Short problem ▸
Search the material for the string "MEAN", then return every line where it is found.

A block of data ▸
☆ ☆ ☆
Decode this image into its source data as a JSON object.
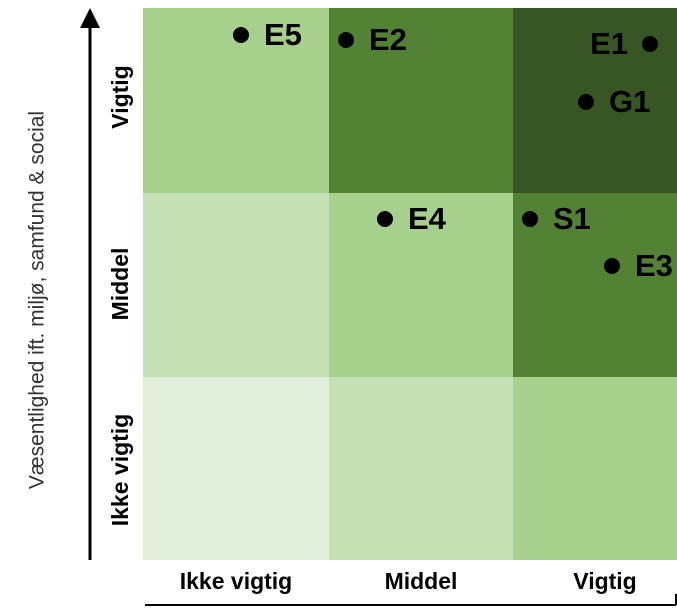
{
  "y_axis_label": "Væsentlighed ift. miljø, samfund & social",
  "row_labels": [
    "Vigtig",
    "Middel",
    "Ikke vigtig"
  ],
  "column_labels": [
    "Ikke vigtig",
    "Middel",
    "Vigtig"
  ],
  "points": [
    {
      "label": "E5"
    },
    {
      "label": "E2"
    },
    {
      "label": "E1"
    },
    {
      "label": "G1"
    },
    {
      "label": "E4"
    },
    {
      "label": "S1"
    },
    {
      "label": "E3"
    }
  ]
}
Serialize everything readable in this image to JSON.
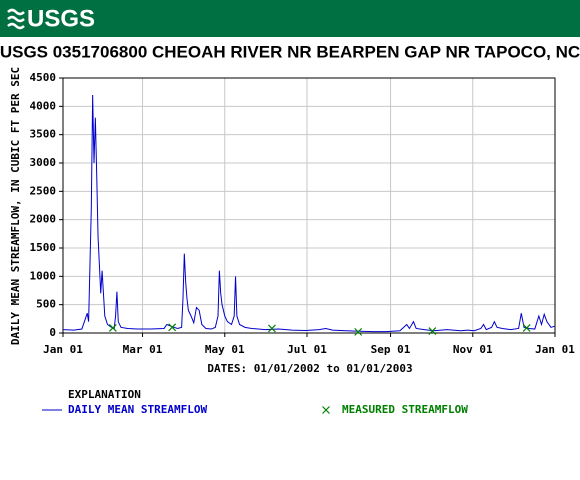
{
  "logo": "USGS",
  "chart_data": {
    "type": "line",
    "title": "USGS 0351706800 CHEOAH RIVER NR BEARPEN GAP NR TAPOCO, NC",
    "ylabel": "DAILY MEAN STREAMFLOW, IN CUBIC FT PER SEC",
    "xlabel": "DATES: 01/01/2002 to 01/01/2003",
    "legend_title": "EXPLANATION",
    "xlim": [
      "2002-01-01",
      "2003-01-01"
    ],
    "xticks": [
      {
        "value": "2002-01-01",
        "label": "Jan 01"
      },
      {
        "value": "2002-03-01",
        "label": "Mar 01"
      },
      {
        "value": "2002-05-01",
        "label": "May 01"
      },
      {
        "value": "2002-07-01",
        "label": "Jul 01"
      },
      {
        "value": "2002-09-01",
        "label": "Sep 01"
      },
      {
        "value": "2002-11-01",
        "label": "Nov 01"
      },
      {
        "value": "2003-01-01",
        "label": "Jan 01"
      }
    ],
    "ylim": [
      0,
      4500
    ],
    "yticks": [
      0,
      500,
      1000,
      1500,
      2000,
      2500,
      3000,
      3500,
      4000,
      4500
    ],
    "grid": true,
    "series": [
      {
        "name": "DAILY MEAN STREAMFLOW",
        "color": "#0000cc",
        "style": "line",
        "x": [
          "2002-01-01",
          "2002-01-09",
          "2002-01-15",
          "2002-01-19",
          "2002-01-20",
          "2002-01-22",
          "2002-01-23",
          "2002-01-24",
          "2002-01-25",
          "2002-01-26",
          "2002-01-27",
          "2002-01-28",
          "2002-01-29",
          "2002-01-30",
          "2002-01-31",
          "2002-02-01",
          "2002-02-03",
          "2002-02-06",
          "2002-02-08",
          "2002-02-09",
          "2002-02-10",
          "2002-02-11",
          "2002-02-13",
          "2002-02-18",
          "2002-02-25",
          "2002-03-07",
          "2002-03-17",
          "2002-03-19",
          "2002-03-22",
          "2002-03-27",
          "2002-03-30",
          "2002-03-31",
          "2002-04-01",
          "2002-04-02",
          "2002-04-03",
          "2002-04-04",
          "2002-04-06",
          "2002-04-08",
          "2002-04-10",
          "2002-04-12",
          "2002-04-14",
          "2002-04-17",
          "2002-04-21",
          "2002-04-24",
          "2002-04-26",
          "2002-04-27",
          "2002-04-28",
          "2002-04-29",
          "2002-05-01",
          "2002-05-03",
          "2002-05-06",
          "2002-05-08",
          "2002-05-09",
          "2002-05-10",
          "2002-05-12",
          "2002-05-16",
          "2002-05-21",
          "2002-05-31",
          "2002-06-10",
          "2002-06-20",
          "2002-06-30",
          "2002-07-10",
          "2002-07-15",
          "2002-07-20",
          "2002-07-30",
          "2002-08-09",
          "2002-08-19",
          "2002-08-29",
          "2002-09-08",
          "2002-09-13",
          "2002-09-15",
          "2002-09-18",
          "2002-09-20",
          "2002-09-26",
          "2002-10-03",
          "2002-10-13",
          "2002-10-23",
          "2002-10-28",
          "2002-11-02",
          "2002-11-07",
          "2002-11-09",
          "2002-11-11",
          "2002-11-15",
          "2002-11-17",
          "2002-11-19",
          "2002-11-23",
          "2002-11-29",
          "2002-12-05",
          "2002-12-07",
          "2002-12-09",
          "2002-12-13",
          "2002-12-17",
          "2002-12-20",
          "2002-12-22",
          "2002-12-24",
          "2002-12-26",
          "2002-12-29",
          "2003-01-01"
        ],
        "values": [
          60,
          50,
          70,
          350,
          200,
          2200,
          4200,
          3000,
          3800,
          2800,
          1700,
          1200,
          700,
          1100,
          700,
          300,
          150,
          100,
          80,
          300,
          730,
          200,
          100,
          80,
          70,
          70,
          80,
          150,
          120,
          80,
          100,
          600,
          1400,
          900,
          600,
          400,
          300,
          180,
          450,
          400,
          150,
          80,
          70,
          100,
          300,
          1100,
          700,
          500,
          300,
          200,
          150,
          300,
          1000,
          300,
          150,
          100,
          80,
          60,
          70,
          50,
          45,
          60,
          80,
          50,
          40,
          30,
          25,
          25,
          40,
          150,
          80,
          200,
          80,
          60,
          40,
          60,
          40,
          50,
          40,
          80,
          150,
          60,
          100,
          200,
          100,
          80,
          60,
          80,
          350,
          100,
          80,
          70,
          300,
          150,
          330,
          200,
          100,
          120
        ]
      },
      {
        "name": "MEASURED STREAMFLOW",
        "color": "#008000",
        "style": "x",
        "x": [
          "2002-02-07",
          "2002-03-23",
          "2002-06-05",
          "2002-08-08",
          "2002-10-02",
          "2002-12-11"
        ],
        "values": [
          90,
          100,
          80,
          20,
          35,
          90
        ]
      }
    ]
  }
}
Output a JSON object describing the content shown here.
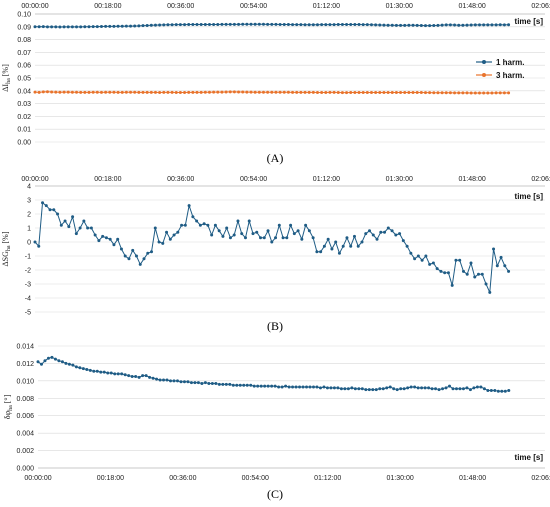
{
  "chart_data": [
    {
      "type": "line",
      "panel_label": "(A)",
      "xlabel": "time [s]",
      "ylabel": "ΔI",
      "ylabel_sub": "ha",
      "ylabel_unit": " [%]",
      "xticks": [
        "00:00:00",
        "00:18:00",
        "00:36:00",
        "00:54:00",
        "01:12:00",
        "01:30:00",
        "01:48:00",
        "02:06:00"
      ],
      "yticks": [
        "0.00",
        "0.01",
        "0.02",
        "0.03",
        "0.04",
        "0.05",
        "0.06",
        "0.07",
        "0.08",
        "0.09",
        "0.10"
      ],
      "ylim": [
        0,
        0.1
      ],
      "x_axis_position": "top",
      "grid": true,
      "legend": "right",
      "series": [
        {
          "name": "1 harm.",
          "color": "#1f5c85",
          "values": [
            0.09,
            0.09,
            0.0901,
            0.0899,
            0.0899,
            0.0899,
            0.0898,
            0.0899,
            0.0899,
            0.0899,
            0.0899,
            0.0899,
            0.09,
            0.09,
            0.0901,
            0.0901,
            0.0902,
            0.0903,
            0.0903,
            0.0903,
            0.0904,
            0.0904,
            0.0905,
            0.0905,
            0.0906,
            0.0907,
            0.0909,
            0.091,
            0.0912,
            0.0913,
            0.0914,
            0.0915,
            0.0916,
            0.0916,
            0.0917,
            0.0917,
            0.0917,
            0.0918,
            0.0918,
            0.0918,
            0.0918,
            0.0918,
            0.0918,
            0.0918,
            0.0918,
            0.0919,
            0.0919,
            0.0919,
            0.0919,
            0.0919,
            0.092,
            0.092,
            0.092,
            0.092,
            0.092,
            0.092,
            0.0919,
            0.0919,
            0.0919,
            0.0918,
            0.0918,
            0.0918,
            0.0917,
            0.0917,
            0.0917,
            0.0916,
            0.0916,
            0.0916,
            0.0916,
            0.0917,
            0.0917,
            0.0917,
            0.0917,
            0.0918,
            0.0918,
            0.0918,
            0.0918,
            0.0918,
            0.0918,
            0.0917,
            0.0917,
            0.0916,
            0.0915,
            0.0914,
            0.0913,
            0.0912,
            0.0912,
            0.0911,
            0.0911,
            0.0911,
            0.0912,
            0.0912,
            0.0911,
            0.091,
            0.0909,
            0.0909,
            0.091,
            0.0911,
            0.0913,
            0.0915,
            0.0915,
            0.0914,
            0.0912,
            0.0912,
            0.0913,
            0.0914,
            0.0915,
            0.0915,
            0.0915,
            0.0915,
            0.0915,
            0.0915,
            0.0916,
            0.0915,
            0.0916
          ]
        },
        {
          "name": "3 harm.",
          "color": "#e8732c",
          "values": [
            0.039,
            0.0388,
            0.0392,
            0.0393,
            0.0391,
            0.039,
            0.0389,
            0.039,
            0.039,
            0.0389,
            0.0389,
            0.0388,
            0.0388,
            0.0388,
            0.0389,
            0.0389,
            0.0388,
            0.0389,
            0.0389,
            0.0389,
            0.0388,
            0.0388,
            0.0389,
            0.0389,
            0.0389,
            0.0388,
            0.0388,
            0.0388,
            0.0388,
            0.0388,
            0.0387,
            0.0388,
            0.0388,
            0.0388,
            0.0387,
            0.0387,
            0.0387,
            0.0388,
            0.0388,
            0.0388,
            0.0388,
            0.0389,
            0.0389,
            0.039,
            0.039,
            0.039,
            0.0391,
            0.0392,
            0.0392,
            0.0391,
            0.0391,
            0.039,
            0.039,
            0.0389,
            0.0389,
            0.0389,
            0.0389,
            0.0389,
            0.0389,
            0.0389,
            0.0389,
            0.0389,
            0.0388,
            0.0388,
            0.0388,
            0.0388,
            0.0388,
            0.0388,
            0.0387,
            0.0387,
            0.0387,
            0.0388,
            0.0388,
            0.0387,
            0.0386,
            0.0386,
            0.0387,
            0.0387,
            0.0387,
            0.0387,
            0.0387,
            0.0387,
            0.0387,
            0.0387,
            0.0387,
            0.0387,
            0.0387,
            0.0387,
            0.0387,
            0.0387,
            0.0387,
            0.0387,
            0.0387,
            0.0387,
            0.0386,
            0.0386,
            0.0385,
            0.0385,
            0.0385,
            0.0385,
            0.0385,
            0.0384,
            0.0384,
            0.0384,
            0.0384,
            0.0383,
            0.0383,
            0.0383,
            0.0383,
            0.0383,
            0.0383,
            0.0384,
            0.0384,
            0.0384,
            0.0384
          ]
        }
      ]
    },
    {
      "type": "line",
      "panel_label": "(B)",
      "xlabel": "time [s]",
      "ylabel": "ΔSG",
      "ylabel_sub": "ha",
      "ylabel_unit": " [%]",
      "xticks": [
        "00:00:00",
        "00:18:00",
        "00:36:00",
        "00:54:00",
        "01:12:00",
        "01:30:00",
        "01:48:00",
        "02:06:00"
      ],
      "yticks": [
        "-5",
        "-4",
        "-3",
        "-2",
        "-1",
        "0",
        "1",
        "2",
        "3",
        "4"
      ],
      "ylim": [
        -5,
        4
      ],
      "x_axis_position": "top",
      "grid": true,
      "series": [
        {
          "name": "",
          "color": "#1f5c85",
          "values": [
            0.0,
            -0.3,
            2.8,
            2.6,
            2.3,
            2.3,
            2.0,
            1.2,
            1.5,
            1.1,
            1.8,
            0.6,
            1.0,
            1.5,
            1.0,
            1.0,
            0.5,
            0.1,
            0.4,
            0.3,
            0.2,
            -0.2,
            0.2,
            -0.5,
            -1.0,
            -1.2,
            -0.6,
            -1.0,
            -1.6,
            -1.2,
            -0.8,
            -0.7,
            1.0,
            0.0,
            -0.1,
            0.7,
            0.2,
            0.5,
            0.7,
            1.2,
            1.2,
            2.6,
            1.8,
            1.5,
            1.2,
            1.3,
            1.2,
            0.5,
            1.2,
            0.8,
            0.4,
            1.0,
            0.3,
            0.5,
            1.5,
            0.6,
            0.3,
            1.5,
            0.6,
            0.7,
            0.3,
            0.3,
            0.8,
            0.0,
            0.3,
            1.2,
            0.3,
            0.3,
            1.2,
            0.6,
            0.8,
            0.2,
            1.2,
            0.8,
            0.3,
            -0.7,
            -0.7,
            -0.3,
            0.2,
            -0.5,
            0.0,
            -0.8,
            -0.3,
            0.3,
            -0.3,
            0.4,
            -0.3,
            0.0,
            0.6,
            0.8,
            0.5,
            0.2,
            0.7,
            0.7,
            1.0,
            0.8,
            0.5,
            0.6,
            0.1,
            -0.3,
            -0.8,
            -1.2,
            -1.0,
            -1.3,
            -1.0,
            -1.6,
            -1.5,
            -1.9,
            -2.1,
            -2.2,
            -2.2,
            -3.1,
            -1.3,
            -1.3,
            -2.1,
            -2.3,
            -1.5,
            -2.5,
            -2.3,
            -2.3,
            -3.0,
            -3.6,
            -0.5,
            -1.7,
            -1.1,
            -1.7,
            -2.1
          ]
        }
      ]
    },
    {
      "type": "line",
      "panel_label": "(C)",
      "xlabel": "time [s]",
      "ylabel": "δφ",
      "ylabel_sub": "ha",
      "ylabel_unit": " [°]",
      "xticks": [
        "00:00:00",
        "00:18:00",
        "00:36:00",
        "00:54:00",
        "01:12:00",
        "01:30:00",
        "01:48:00",
        "02:06:00"
      ],
      "yticks": [
        "0.000",
        "0.002",
        "0.004",
        "0.006",
        "0.008",
        "0.010",
        "0.012",
        "0.014"
      ],
      "ylim": [
        0,
        0.014
      ],
      "x_axis_position": "bottom",
      "grid": true,
      "series": [
        {
          "name": "",
          "color": "#1f5c85",
          "values": [
            0.0122,
            0.0119,
            0.0123,
            0.0126,
            0.0127,
            0.0125,
            0.0123,
            0.0122,
            0.012,
            0.0119,
            0.0118,
            0.0116,
            0.0115,
            0.0114,
            0.0113,
            0.0112,
            0.0111,
            0.0111,
            0.011,
            0.011,
            0.0109,
            0.0109,
            0.0108,
            0.0108,
            0.0108,
            0.0107,
            0.0106,
            0.0105,
            0.0105,
            0.0104,
            0.0106,
            0.0106,
            0.0104,
            0.0103,
            0.0102,
            0.0101,
            0.0101,
            0.0101,
            0.01,
            0.01,
            0.01,
            0.0099,
            0.0099,
            0.0099,
            0.0098,
            0.0098,
            0.0098,
            0.0097,
            0.0098,
            0.0097,
            0.0097,
            0.0097,
            0.0096,
            0.0096,
            0.0096,
            0.0096,
            0.0095,
            0.0095,
            0.0095,
            0.0095,
            0.0095,
            0.0095,
            0.0094,
            0.0094,
            0.0094,
            0.0094,
            0.0094,
            0.0094,
            0.0094,
            0.0093,
            0.0093,
            0.0094,
            0.0093,
            0.0093,
            0.0093,
            0.0093,
            0.0093,
            0.0093,
            0.0093,
            0.0093,
            0.0093,
            0.0092,
            0.0093,
            0.0092,
            0.0092,
            0.0092,
            0.0092,
            0.0091,
            0.0091,
            0.0091,
            0.0092,
            0.0091,
            0.0091,
            0.0091,
            0.009,
            0.009,
            0.009,
            0.009,
            0.0091,
            0.0091,
            0.0092,
            0.0093,
            0.0091,
            0.009,
            0.0091,
            0.0091,
            0.0092,
            0.0093,
            0.0093,
            0.0092,
            0.0092,
            0.0092,
            0.0092,
            0.0091,
            0.0091,
            0.009,
            0.0091,
            0.0092,
            0.0094,
            0.0091,
            0.0091,
            0.0091,
            0.0091,
            0.0092,
            0.009,
            0.0092,
            0.0093,
            0.0093,
            0.0091,
            0.0089,
            0.0089,
            0.0089,
            0.0088,
            0.0088,
            0.0088,
            0.0089
          ]
        }
      ]
    }
  ]
}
☆ ☆ ☆
Output for this task ▸
    "ylabel": "DAILY MEAN STREAMFLOW, IN CUBIC FT PER SEC",
        "name": "DAILY MEAN STREAMFLOW",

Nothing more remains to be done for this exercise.